Without the images, print all the entries below exactly as given.

— start of Listed entries —

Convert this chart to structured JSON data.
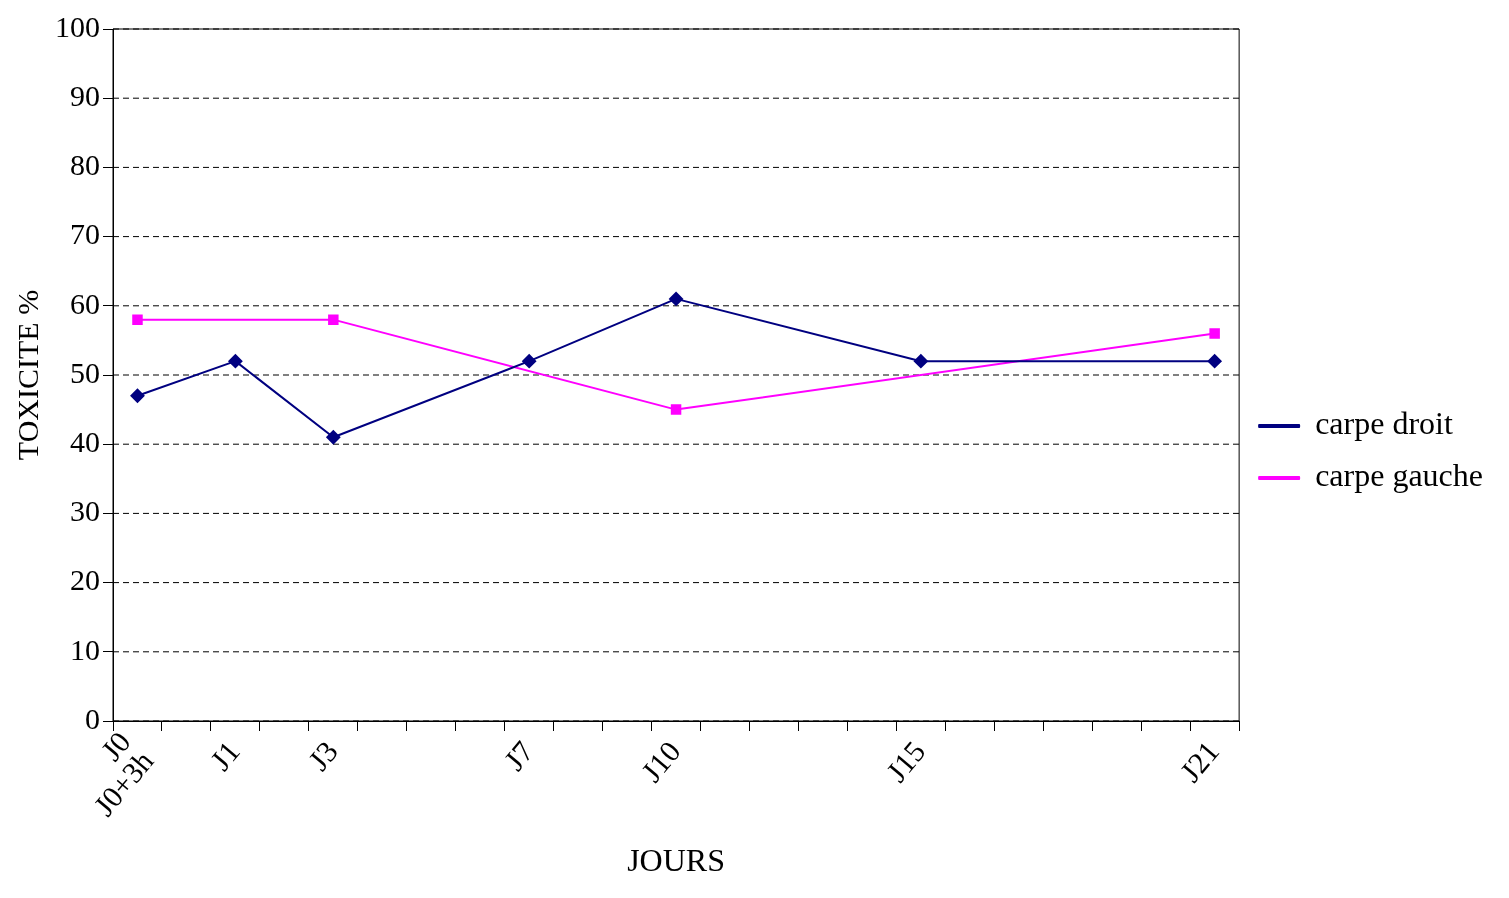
{
  "chart_data": {
    "type": "line",
    "xlabel": "JOURS",
    "ylabel": "TOXICITE %",
    "categories": [
      "J0\nJ0+3h",
      null,
      "J1",
      null,
      "J3",
      null,
      null,
      null,
      "J7",
      null,
      null,
      "J10",
      null,
      null,
      null,
      null,
      "J15",
      null,
      null,
      null,
      null,
      null,
      "J21"
    ],
    "series": [
      {
        "name": "carpe droit",
        "color": "#000080",
        "marker": "diamond",
        "values": [
          47,
          null,
          52,
          null,
          41,
          null,
          null,
          null,
          52,
          null,
          null,
          61,
          null,
          null,
          null,
          null,
          52,
          null,
          null,
          null,
          null,
          null,
          52
        ]
      },
      {
        "name": "carpe gauche",
        "color": "#ff00ff",
        "marker": "square",
        "values": [
          58,
          null,
          null,
          null,
          58,
          null,
          null,
          null,
          null,
          null,
          null,
          45,
          null,
          null,
          null,
          null,
          null,
          null,
          null,
          null,
          null,
          null,
          56
        ]
      }
    ],
    "ylim": [
      0,
      100
    ],
    "yticks": [
      0,
      10,
      20,
      30,
      40,
      50,
      60,
      70,
      80,
      90,
      100
    ],
    "grid": "y",
    "legend": "right"
  }
}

— end of Listed entries —

Result below
Convert this chart to structured JSON data.
{
  "chart_data": {
    "type": "line",
    "xlabel": "JOURS",
    "ylabel": "TOXICITE %",
    "categories": [
      "J0\nJ0+3h",
      null,
      "J1",
      null,
      "J3",
      null,
      null,
      null,
      "J7",
      null,
      null,
      "J10",
      null,
      null,
      null,
      null,
      "J15",
      null,
      null,
      null,
      null,
      null,
      "J21"
    ],
    "series": [
      {
        "name": "carpe droit",
        "color": "#000080",
        "marker": "diamond",
        "values": [
          47,
          null,
          52,
          null,
          41,
          null,
          null,
          null,
          52,
          null,
          null,
          61,
          null,
          null,
          null,
          null,
          52,
          null,
          null,
          null,
          null,
          null,
          52
        ]
      },
      {
        "name": "carpe gauche",
        "color": "#ff00ff",
        "marker": "square",
        "values": [
          58,
          null,
          null,
          null,
          58,
          null,
          null,
          null,
          null,
          null,
          null,
          45,
          null,
          null,
          null,
          null,
          null,
          null,
          null,
          null,
          null,
          null,
          56
        ]
      }
    ],
    "ylim": [
      0,
      100
    ],
    "yticks": [
      0,
      10,
      20,
      30,
      40,
      50,
      60,
      70,
      80,
      90,
      100
    ],
    "grid": "y",
    "legend": "right"
  }
}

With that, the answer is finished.